PROMPT:
Please count the lines below that contain the word "edition", and reply with that number alone.

DATASET ENTRIES:
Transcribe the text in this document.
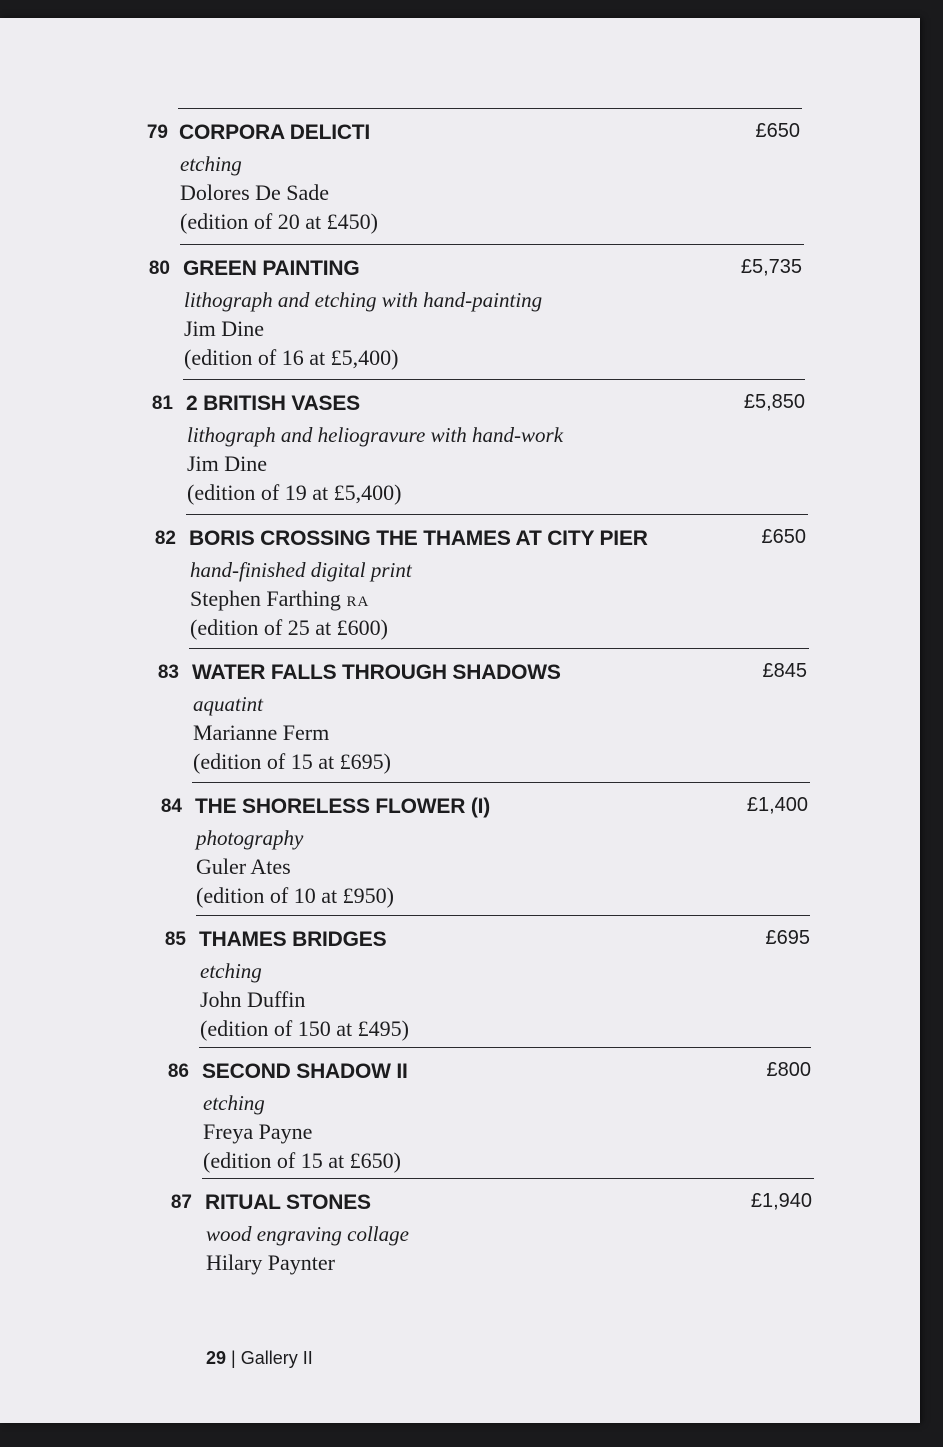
79 CORPORA DELICTI
etching
Dolores De Sade
(edition of 20 at £450)
£650
80 GREEN PAINTING
lithograph and etching with hand-painting
Jim Dine
(edition of 16 at £5,400)
£5,735
81 2 BRITISH VASES
lithograph and heliogravure with hand-work
Jim Dine
(edition of 19 at £5,400)
£5,850
82 BORIS CROSSING THE THAMES AT CITY PIER
hand-finished digital print
Stephen Farthing RA
(edition of 25 at £600)
£650
83 WATER FALLS THROUGH SHADOWS
aquatint
Marianne Ferm
(edition of 15 at £695)
£845
84 THE SHORELESS FLOWER (I)
photography
Guler Ates
(edition of 10 at £950)
£1,400
85 THAMES BRIDGES
etching
John Duffin
(edition of 150 at £495)
£695
86 SECOND SHADOW II
etching
Freya Payne
(edition of 15 at £650)
£800
87 RITUAL STONES
wood engraving collage
Hilary Paynter
£1,940
29 | Gallery II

EXERCISE ANSWER:
8